→ DATASET EXTRACT:
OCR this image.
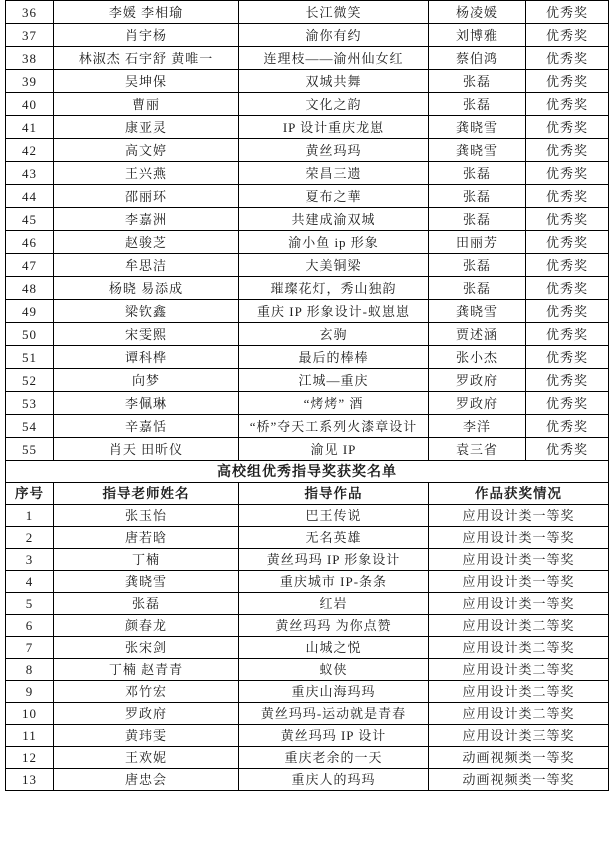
36	李媛 李相瑜	长江微笑	杨凌媛	优秀奖
37	肖宇杨	渝你有约	刘博雅	优秀奖
38	林淑杰 石宇舒 黄唯一	连理枝——渝州仙女红	蔡伯鸿	优秀奖
39	吴坤保	双城共舞	张磊	优秀奖
40	曹丽	文化之韵	张磊	优秀奖
41	康亚灵	IP 设计重庆龙崽	龚晓雪	优秀奖
42	高文婷	黄丝玛玛	龚晓雪	优秀奖
43	王兴燕	荣昌三遗	张磊	优秀奖
44	邵丽环	夏布之華	张磊	优秀奖
45	李嘉洲	共建成渝双城	张磊	优秀奖
46	赵骏芝	渝小鱼 ip 形象	田丽芳	优秀奖
47	牟思洁	大美铜梁	张磊	优秀奖
48	杨晓 易添成	璀璨花灯，秀山独韵	张磊	优秀奖
49	梁钦鑫	重庆 IP 形象设计-蚁崽崽	龚晓雪	优秀奖
50	宋雯熙	玄驹	贾述涵	优秀奖
51	谭科桦	最后的棒棒	张小杰	优秀奖
52	向梦	江城—重庆	罗政府	优秀奖
53	李佩琳	“烤烤” 酒	罗政府	优秀奖
54	辛嘉恬	“桥”夺天工系列火漆章设计	李洋	优秀奖
55	肖天 田昕仪	渝见 IP	袁三省	优秀奖
高校组优秀指导奖获奖名单			
序号	指导老师姓名	指导作品	作品获奖情况
1	张玉怡	巴王传说	应用设计类一等奖
2	唐若晗	无名英雄	应用设计类一等奖
3	丁楠	黄丝玛玛 IP 形象设计	应用设计类一等奖
4	龚晓雪	重庆城市 IP-条条	应用设计类一等奖
5	张磊	红岩	应用设计类一等奖
6	颜春龙	黄丝玛玛 为你点赞	应用设计类二等奖
7	张宋剑	山城之悦	应用设计类二等奖
8	丁楠 赵青青	蚁侠	应用设计类二等奖
9	邓竹宏	重庆山海玛玛	应用设计类二等奖
10	罗政府	黄丝玛玛-运动就是青春	应用设计类二等奖
11	黄玮雯	黄丝玛玛 IP 设计	应用设计类三等奖
12	王欢妮	重庆老余的一天	动画视频类一等奖
13	唐忠会	重庆人的玛玛	动画视频类一等奖
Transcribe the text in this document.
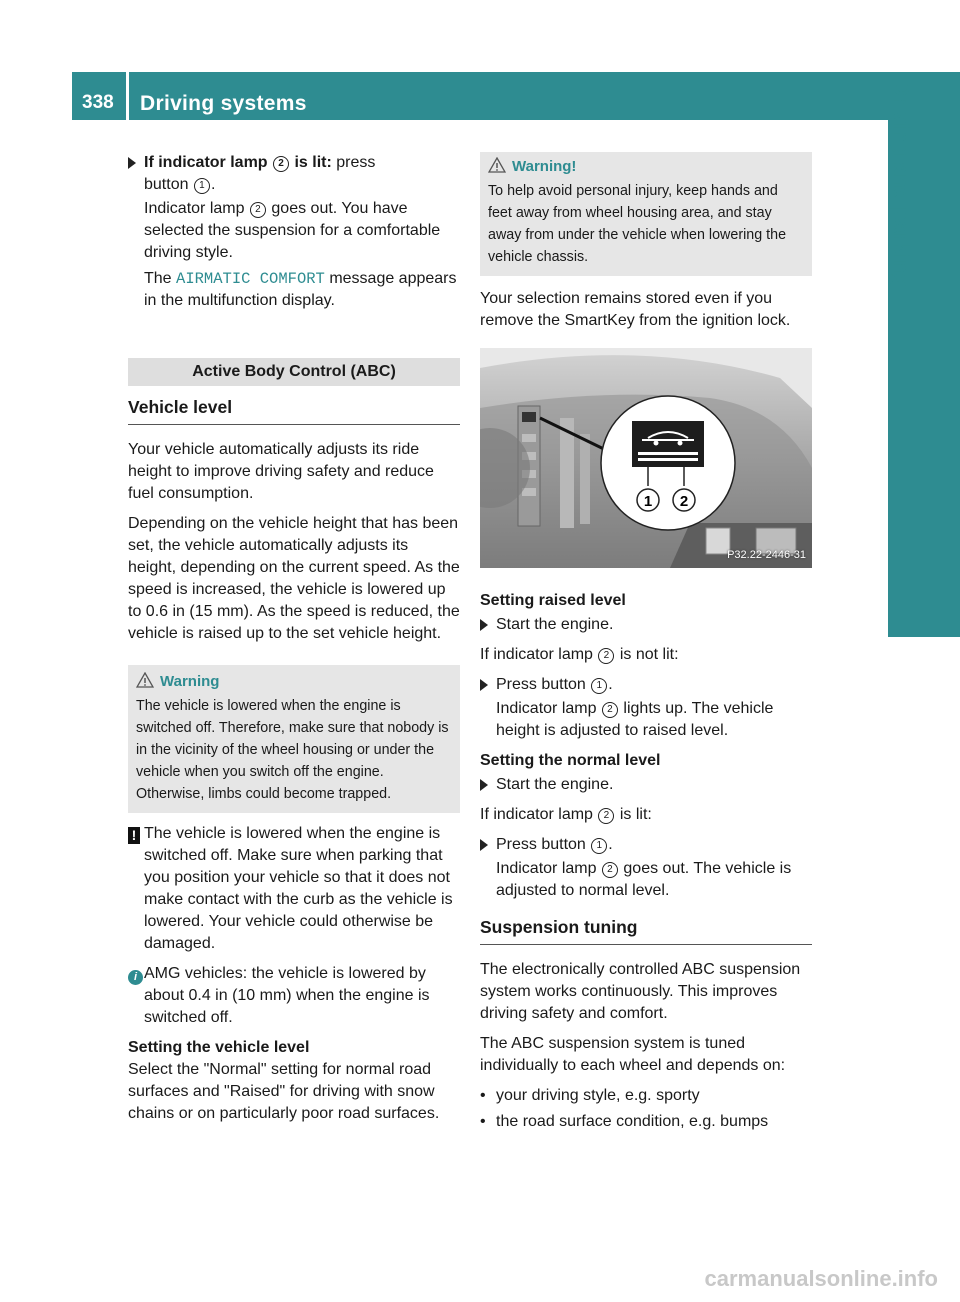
338	Driving systems	Driving and parking
If indicator lamp 2 is lit: press
button 1 .

Indicator lamp 2 goes out. You have selected the suspension for a comfortable driving style.

The AIRMATIC COMFORT message appears in the multifunction display.

Active Body Control (ABC)
Vehicle level

Your vehicle automatically adjusts its ride height to improve driving safety and reduce fuel consumption.

Depending on the vehicle height that has been set, the vehicle automatically adjusts its height, depending on the current speed. As the speed is increased, the vehicle is lowered up to 0.6 in (15 mm). As the speed is reduced, the vehicle is raised up to the set vehicle height.

Warning
The vehicle is lowered when the engine is switched off. Therefore, make sure that nobody is in the vicinity of the wheel housing or under the vehicle when you switch off the engine. Otherwise, limbs could become trapped.

! The vehicle is lowered when the engine is switched off. Make sure when parking that you position your vehicle so that it does not make contact with the curb as the vehicle is lowered. Your vehicle could otherwise be damaged.

i AMG vehicles: the vehicle is lowered by about 0.4 in (10 mm) when the engine is switched off.

Setting the vehicle level

Select the "Normal" setting for normal road surfaces and "Raised" for driving with snow chains or on particularly poor road surfaces.

Warning!
To help avoid personal injury, keep hands and feet away from wheel housing area, and stay away from under the vehicle when lowering the vehicle chassis.

Your selection remains stored even if you remove the SmartKey from the ignition lock.

1 2
P32.22-2446-31
Setting raised level
Start the engine.

If indicator lamp 2 is not lit:

Press button 1 .

Indicator lamp 2 lights up. The vehicle height is adjusted to raised level.

Setting the normal level
Start the engine.

If indicator lamp 2 is lit:

Press button 1 .

Indicator lamp 2 goes out. The vehicle is adjusted to normal level.

Suspension tuning

The electronically controlled ABC suspension system works continuously. This improves driving safety and comfort.

The ABC suspension system is tuned individually to each wheel and depends on:

• your driving style, e.g. sporty
• the road surface condition, e.g. bumps
carmanualsonline.info
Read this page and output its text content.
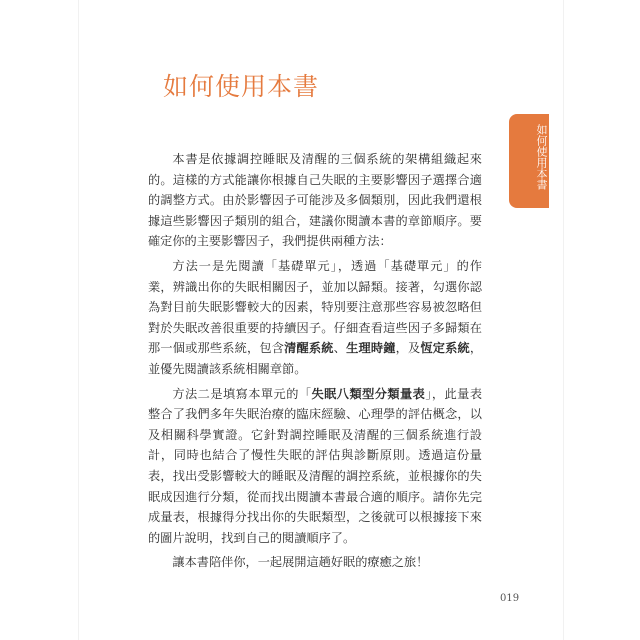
如何使用本書
如何使用本書

本書是依據調控睡眠及清醒的三個系統的架構組織起來的。這樣的方式能讓你根據自己失眠的主要影響因子選擇合適的調整方式。由於影響因子可能涉及多個類別，因此我們還根據這些影響因子類別的組合，建議你閱讀本書的章節順序。要確定你的主要影響因子，我們提供兩種方法：

方法一是先閱讀「基礎單元」，透過「基礎單元」的作業，辨識出你的失眠相關因子，並加以歸類。接著，勾選你認為對目前失眠影響較大的因素，特別要注意那些容易被忽略但對於失眠改善很重要的持續因子。仔細查看這些因子多歸類在那一個或那些系統，包含清醒系統、生理時鐘，及恆定系統，並優先閱讀該系統相關章節。

方法二是填寫本單元的「失眠八類型分類量表」，此量表整合了我們多年失眠治療的臨床經驗、心理學的評估概念，以及相關科學實證。它針對調控睡眠及清醒的三個系統進行設計，同時也結合了慢性失眠的評估與診斷原則。透過這份量表，找出受影響較大的睡眠及清醒的調控系統，並根據你的失眠成因進行分類，從而找出閱讀本書最合適的順序。請你先完成量表，根據得分找出你的失眠類型，之後就可以根據接下來的圖片說明，找到自己的閱讀順序了。

讓本書陪伴你，一起展開這趟好眠的療癒之旅！

019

→ WHAT TO DO: Send back the data above word for word, with the pictures left out.

→ TASK RESULT:
OCR this image.
36	李媛 李相瑜	长江微笑	杨凌媛	优秀奖
37	肖宇杨	渝你有约	刘博雅	优秀奖
38	林淑杰 石宇舒 黄唯一	连理枝——渝州仙女红	蔡伯鸿	优秀奖
39	吴坤保	双城共舞	张磊	优秀奖
40	曹丽	文化之韵	张磊	优秀奖
41	康亚灵	IP 设计重庆龙崽	龚晓雪	优秀奖
42	高文婷	黄丝玛玛	龚晓雪	优秀奖
43	王兴燕	荣昌三遗	张磊	优秀奖
44	邵丽环	夏布之華	张磊	优秀奖
45	李嘉洲	共建成渝双城	张磊	优秀奖
46	赵骏芝	渝小鱼 ip 形象	田丽芳	优秀奖
47	牟思洁	大美铜梁	张磊	优秀奖
48	杨晓 易添成	璀璨花灯，秀山独韵	张磊	优秀奖
49	梁钦鑫	重庆 IP 形象设计-蚁崽崽	龚晓雪	优秀奖
50	宋雯熙	玄驹	贾述涵	优秀奖
51	谭科桦	最后的棒棒	张小杰	优秀奖
52	向梦	江城—重庆	罗政府	优秀奖
53	李佩琳	“烤烤” 酒	罗政府	优秀奖
54	辛嘉恬	“桥”夺天工系列火漆章设计	李洋	优秀奖
55	肖天 田昕仪	渝见 IP	袁三省	优秀奖
高校组优秀指导奖获奖名单			
序号	指导老师姓名	指导作品	作品获奖情况
1	张玉怡	巴王传说	应用设计类一等奖
2	唐若晗	无名英雄	应用设计类一等奖
3	丁楠	黄丝玛玛 IP 形象设计	应用设计类一等奖
4	龚晓雪	重庆城市 IP-条条	应用设计类一等奖
5	张磊	红岩	应用设计类一等奖
6	颜春龙	黄丝玛玛 为你点赞	应用设计类二等奖
7	张宋剑	山城之悦	应用设计类二等奖
8	丁楠 赵青青	蚁侠	应用设计类二等奖
9	邓竹宏	重庆山海玛玛	应用设计类二等奖
10	罗政府	黄丝玛玛-运动就是青春	应用设计类二等奖
11	黄玮雯	黄丝玛玛 IP 设计	应用设计类三等奖
12	王欢妮	重庆老余的一天	动画视频类一等奖
13	唐忠会	重庆人的玛玛	动画视频类一等奖
Transcribe the text in this document.
338	Driving systems	Driving and parking
If indicator lamp 2 is lit: press
button 1 .

Indicator lamp 2 goes out. You have selected the suspension for a comfortable driving style.

The AIRMATIC COMFORT message appears in the multifunction display.

Active Body Control (ABC)
Vehicle level

Your vehicle automatically adjusts its ride height to improve driving safety and reduce fuel consumption.

Depending on the vehicle height that has been set, the vehicle automatically adjusts its height, depending on the current speed. As the speed is increased, the vehicle is lowered up to 0.6 in (15 mm). As the speed is reduced, the vehicle is raised up to the set vehicle height.

Warning
The vehicle is lowered when the engine is switched off. Therefore, make sure that nobody is in the vicinity of the wheel housing or under the vehicle when you switch off the engine. Otherwise, limbs could become trapped.

! The vehicle is lowered when the engine is switched off. Make sure when parking that you position your vehicle so that it does not make contact with the curb as the vehicle is lowered. Your vehicle could otherwise be damaged.

i AMG vehicles: the vehicle is lowered by about 0.4 in (10 mm) when the engine is switched off.

Setting the vehicle level

Select the "Normal" setting for normal road surfaces and "Raised" for driving with snow chains or on particularly poor road surfaces.

Warning!
To help avoid personal injury, keep hands and feet away from wheel housing area, and stay away from under the vehicle when lowering the vehicle chassis.

Your selection remains stored even if you remove the SmartKey from the ignition lock.

1 2
P32.22-2446-31
Setting raised level
Start the engine.

If indicator lamp 2 is not lit:

Press button 1 .

Indicator lamp 2 lights up. The vehicle height is adjusted to raised level.

Setting the normal level
Start the engine.

If indicator lamp 2 is lit:

Press button 1 .

Indicator lamp 2 goes out. The vehicle is adjusted to normal level.

Suspension tuning

The electronically controlled ABC suspension system works continuously. This improves driving safety and comfort.

The ABC suspension system is tuned individually to each wheel and depends on:

• your driving style, e.g. sporty
• the road surface condition, e.g. bumps
carmanualsonline.info
Read this page and output its text content.
如何使用本書
如何使用本書

本書是依據調控睡眠及清醒的三個系統的架構組織起來的。這樣的方式能讓你根據自己失眠的主要影響因子選擇合適的調整方式。由於影響因子可能涉及多個類別，因此我們還根據這些影響因子類別的組合，建議你閱讀本書的章節順序。要確定你的主要影響因子，我們提供兩種方法：

方法一是先閱讀「基礎單元」，透過「基礎單元」的作業，辨識出你的失眠相關因子，並加以歸類。接著，勾選你認為對目前失眠影響較大的因素，特別要注意那些容易被忽略但對於失眠改善很重要的持續因子。仔細查看這些因子多歸類在那一個或那些系統，包含清醒系統、生理時鐘，及恆定系統，並優先閱讀該系統相關章節。

方法二是填寫本單元的「失眠八類型分類量表」，此量表整合了我們多年失眠治療的臨床經驗、心理學的評估概念，以及相關科學實證。它針對調控睡眠及清醒的三個系統進行設計，同時也結合了慢性失眠的評估與診斷原則。透過這份量表，找出受影響較大的睡眠及清醒的調控系統，並根據你的失眠成因進行分類，從而找出閱讀本書最合適的順序。請你先完成量表，根據得分找出你的失眠類型，之後就可以根據接下來的圖片說明，找到自己的閱讀順序了。

讓本書陪伴你，一起展開這趟好眠的療癒之旅！

019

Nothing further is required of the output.